EXERCISE DESCRIPTION — Reproduce the items verbatim from the line containing "Detect and localize" through the line containing "code-line: 900 return", including both of those lines. Leave the pictures out of your copy.

DATA SECTION —
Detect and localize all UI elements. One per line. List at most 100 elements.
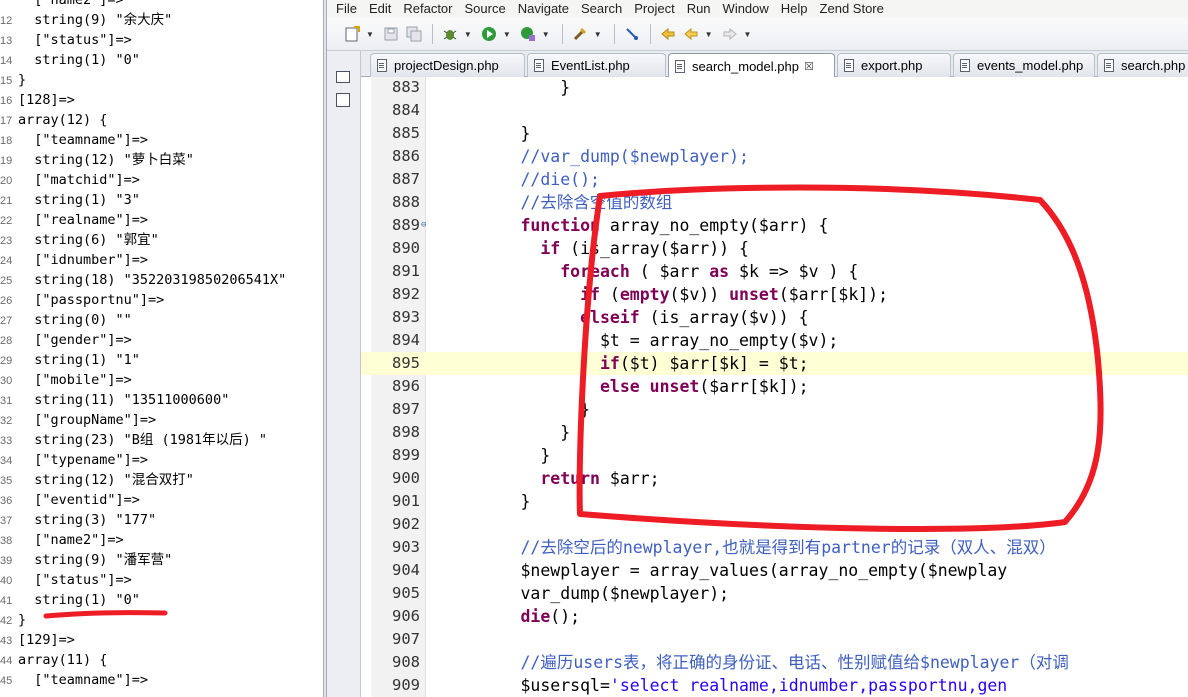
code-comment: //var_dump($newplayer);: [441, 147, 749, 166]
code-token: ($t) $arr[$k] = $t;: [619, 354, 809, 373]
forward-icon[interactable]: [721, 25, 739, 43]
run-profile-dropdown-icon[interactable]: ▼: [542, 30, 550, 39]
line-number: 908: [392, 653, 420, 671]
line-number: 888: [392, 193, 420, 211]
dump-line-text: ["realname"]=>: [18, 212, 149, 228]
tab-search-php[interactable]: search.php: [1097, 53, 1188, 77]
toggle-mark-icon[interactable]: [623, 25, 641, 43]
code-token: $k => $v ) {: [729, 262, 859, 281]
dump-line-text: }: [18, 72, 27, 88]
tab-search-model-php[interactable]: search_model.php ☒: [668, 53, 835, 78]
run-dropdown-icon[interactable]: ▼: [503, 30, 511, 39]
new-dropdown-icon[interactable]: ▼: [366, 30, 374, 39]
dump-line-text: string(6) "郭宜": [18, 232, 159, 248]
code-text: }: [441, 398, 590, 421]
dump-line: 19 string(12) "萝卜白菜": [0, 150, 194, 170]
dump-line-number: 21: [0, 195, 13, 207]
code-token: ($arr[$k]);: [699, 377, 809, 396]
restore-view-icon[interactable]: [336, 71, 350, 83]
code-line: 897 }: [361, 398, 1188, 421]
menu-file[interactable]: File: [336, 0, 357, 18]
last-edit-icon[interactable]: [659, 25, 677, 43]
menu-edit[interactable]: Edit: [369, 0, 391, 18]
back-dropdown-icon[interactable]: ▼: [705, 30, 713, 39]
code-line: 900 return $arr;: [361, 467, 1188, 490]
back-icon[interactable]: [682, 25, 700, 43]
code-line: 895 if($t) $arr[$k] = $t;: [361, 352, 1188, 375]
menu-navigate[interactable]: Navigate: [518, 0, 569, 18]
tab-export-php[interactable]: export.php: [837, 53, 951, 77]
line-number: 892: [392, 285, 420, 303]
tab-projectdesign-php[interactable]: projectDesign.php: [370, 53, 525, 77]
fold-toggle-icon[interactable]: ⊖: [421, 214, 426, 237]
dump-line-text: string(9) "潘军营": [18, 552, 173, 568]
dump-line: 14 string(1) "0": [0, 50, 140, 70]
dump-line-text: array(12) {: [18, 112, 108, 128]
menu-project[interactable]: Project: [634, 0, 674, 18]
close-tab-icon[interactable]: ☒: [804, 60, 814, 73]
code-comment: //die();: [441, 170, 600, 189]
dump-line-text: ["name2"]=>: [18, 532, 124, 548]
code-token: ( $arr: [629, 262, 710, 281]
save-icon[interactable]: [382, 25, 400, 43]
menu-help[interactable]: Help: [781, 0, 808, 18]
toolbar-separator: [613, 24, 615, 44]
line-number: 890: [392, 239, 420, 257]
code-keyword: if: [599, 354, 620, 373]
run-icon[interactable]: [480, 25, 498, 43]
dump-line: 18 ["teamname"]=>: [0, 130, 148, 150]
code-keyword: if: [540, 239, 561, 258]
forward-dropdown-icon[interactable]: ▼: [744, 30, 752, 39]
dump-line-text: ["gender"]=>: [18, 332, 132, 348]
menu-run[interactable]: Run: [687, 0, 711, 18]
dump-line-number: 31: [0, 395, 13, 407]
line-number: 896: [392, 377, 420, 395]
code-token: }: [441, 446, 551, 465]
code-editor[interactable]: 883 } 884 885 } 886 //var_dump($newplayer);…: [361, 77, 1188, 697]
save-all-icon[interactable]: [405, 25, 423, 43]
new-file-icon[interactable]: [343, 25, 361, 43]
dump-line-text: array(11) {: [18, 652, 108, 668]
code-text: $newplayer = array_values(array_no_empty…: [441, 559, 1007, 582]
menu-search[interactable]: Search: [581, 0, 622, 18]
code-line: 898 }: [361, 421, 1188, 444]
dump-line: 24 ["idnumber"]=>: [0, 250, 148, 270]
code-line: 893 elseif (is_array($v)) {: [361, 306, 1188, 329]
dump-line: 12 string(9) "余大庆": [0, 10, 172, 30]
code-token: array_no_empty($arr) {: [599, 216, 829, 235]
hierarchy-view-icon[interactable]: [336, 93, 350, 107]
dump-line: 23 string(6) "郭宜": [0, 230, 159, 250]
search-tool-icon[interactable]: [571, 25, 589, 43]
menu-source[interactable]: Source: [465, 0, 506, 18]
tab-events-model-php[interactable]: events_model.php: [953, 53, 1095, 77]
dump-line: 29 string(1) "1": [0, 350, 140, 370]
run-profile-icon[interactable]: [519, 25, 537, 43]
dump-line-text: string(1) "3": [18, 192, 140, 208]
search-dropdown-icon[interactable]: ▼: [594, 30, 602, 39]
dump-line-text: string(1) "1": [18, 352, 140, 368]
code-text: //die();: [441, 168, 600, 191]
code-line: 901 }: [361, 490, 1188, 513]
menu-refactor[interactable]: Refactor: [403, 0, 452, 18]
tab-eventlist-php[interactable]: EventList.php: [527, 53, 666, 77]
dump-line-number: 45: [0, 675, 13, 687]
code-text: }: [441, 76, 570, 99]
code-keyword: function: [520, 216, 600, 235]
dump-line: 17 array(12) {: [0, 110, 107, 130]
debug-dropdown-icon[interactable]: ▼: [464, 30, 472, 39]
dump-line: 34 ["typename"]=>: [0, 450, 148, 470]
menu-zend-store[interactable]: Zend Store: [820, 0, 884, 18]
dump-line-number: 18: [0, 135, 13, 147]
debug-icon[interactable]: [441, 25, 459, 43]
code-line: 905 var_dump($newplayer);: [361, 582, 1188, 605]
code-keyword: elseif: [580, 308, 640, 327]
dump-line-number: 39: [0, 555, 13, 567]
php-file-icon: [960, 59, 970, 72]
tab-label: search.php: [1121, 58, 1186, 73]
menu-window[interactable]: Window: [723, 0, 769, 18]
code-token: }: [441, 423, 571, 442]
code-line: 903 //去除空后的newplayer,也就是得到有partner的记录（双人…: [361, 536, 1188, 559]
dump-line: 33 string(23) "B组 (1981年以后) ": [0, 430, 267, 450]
--
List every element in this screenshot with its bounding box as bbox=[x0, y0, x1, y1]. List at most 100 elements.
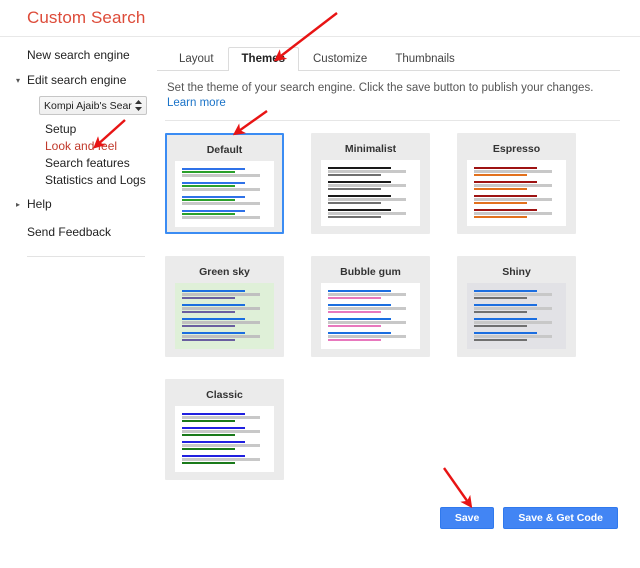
==
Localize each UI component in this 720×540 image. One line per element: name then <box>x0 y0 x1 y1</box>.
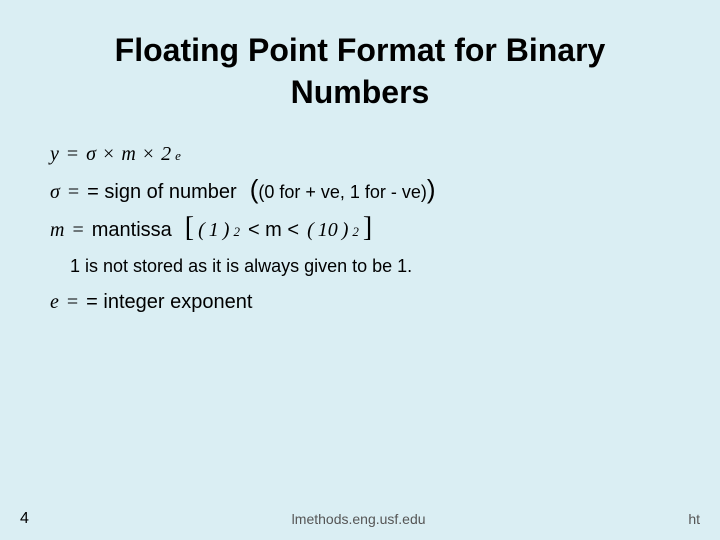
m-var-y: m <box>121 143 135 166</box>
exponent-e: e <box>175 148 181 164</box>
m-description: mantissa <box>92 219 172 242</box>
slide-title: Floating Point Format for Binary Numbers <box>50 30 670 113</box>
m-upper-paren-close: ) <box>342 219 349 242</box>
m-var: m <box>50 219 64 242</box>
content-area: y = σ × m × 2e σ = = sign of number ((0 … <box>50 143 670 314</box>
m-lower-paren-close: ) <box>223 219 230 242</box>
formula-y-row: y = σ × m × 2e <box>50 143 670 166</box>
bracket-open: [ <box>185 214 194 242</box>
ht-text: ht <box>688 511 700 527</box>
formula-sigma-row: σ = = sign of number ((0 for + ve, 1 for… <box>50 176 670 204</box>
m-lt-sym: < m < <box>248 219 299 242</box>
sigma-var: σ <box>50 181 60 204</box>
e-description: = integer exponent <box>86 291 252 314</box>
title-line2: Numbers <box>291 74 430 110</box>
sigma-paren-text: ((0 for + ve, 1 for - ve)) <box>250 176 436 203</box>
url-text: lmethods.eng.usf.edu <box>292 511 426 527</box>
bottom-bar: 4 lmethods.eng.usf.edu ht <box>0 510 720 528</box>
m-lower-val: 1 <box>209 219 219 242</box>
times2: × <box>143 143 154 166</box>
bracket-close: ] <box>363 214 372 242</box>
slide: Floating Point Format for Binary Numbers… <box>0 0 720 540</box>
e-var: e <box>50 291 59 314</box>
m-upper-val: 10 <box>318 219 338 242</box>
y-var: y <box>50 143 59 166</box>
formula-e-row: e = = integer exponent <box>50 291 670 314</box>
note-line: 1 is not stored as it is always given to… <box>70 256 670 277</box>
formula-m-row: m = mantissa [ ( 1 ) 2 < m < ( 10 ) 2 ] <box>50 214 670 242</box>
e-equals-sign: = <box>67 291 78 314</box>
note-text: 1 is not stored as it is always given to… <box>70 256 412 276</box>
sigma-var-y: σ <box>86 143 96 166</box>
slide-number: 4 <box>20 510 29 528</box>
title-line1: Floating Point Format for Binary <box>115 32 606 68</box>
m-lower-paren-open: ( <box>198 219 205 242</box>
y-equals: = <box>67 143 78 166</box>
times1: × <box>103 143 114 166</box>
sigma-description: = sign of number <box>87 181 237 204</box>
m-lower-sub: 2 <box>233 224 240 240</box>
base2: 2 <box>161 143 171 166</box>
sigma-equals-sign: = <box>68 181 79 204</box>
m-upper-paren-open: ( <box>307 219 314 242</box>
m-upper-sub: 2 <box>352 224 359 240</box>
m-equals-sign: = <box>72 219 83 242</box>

SOLUTION FOR THIS TASK —
Detect and localize all UI elements. One per line. List at most 100 elements.
code-comment: //var_dump($newplayer);: [441, 147, 749, 166]
code-token: ($t) $arr[$k] = $t;: [619, 354, 809, 373]
forward-icon[interactable]: [721, 25, 739, 43]
run-profile-dropdown-icon[interactable]: ▼: [542, 30, 550, 39]
line-number: 908: [392, 653, 420, 671]
line-number: 888: [392, 193, 420, 211]
dump-line-text: ["realname"]=>: [18, 212, 149, 228]
tab-search-php[interactable]: search.php: [1097, 53, 1188, 77]
toggle-mark-icon[interactable]: [623, 25, 641, 43]
code-token: $k => $v ) {: [729, 262, 859, 281]
dump-line-text: }: [18, 72, 27, 88]
tab-search-model-php[interactable]: search_model.php ☒: [668, 53, 835, 78]
run-dropdown-icon[interactable]: ▼: [503, 30, 511, 39]
new-dropdown-icon[interactable]: ▼: [366, 30, 374, 39]
dump-line-text: string(6) "郭宜": [18, 232, 159, 248]
code-text: }: [441, 398, 590, 421]
dump-line: 19 string(12) "萝卜白菜": [0, 150, 194, 170]
dump-line-number: 21: [0, 195, 13, 207]
code-token: ($arr[$k]);: [699, 377, 809, 396]
restore-view-icon[interactable]: [336, 71, 350, 83]
code-line: 897 }: [361, 398, 1188, 421]
menu-file[interactable]: File: [336, 0, 357, 18]
last-edit-icon[interactable]: [659, 25, 677, 43]
menu-edit[interactable]: Edit: [369, 0, 391, 18]
back-dropdown-icon[interactable]: ▼: [705, 30, 713, 39]
code-line: 900 return $arr;: [361, 467, 1188, 490]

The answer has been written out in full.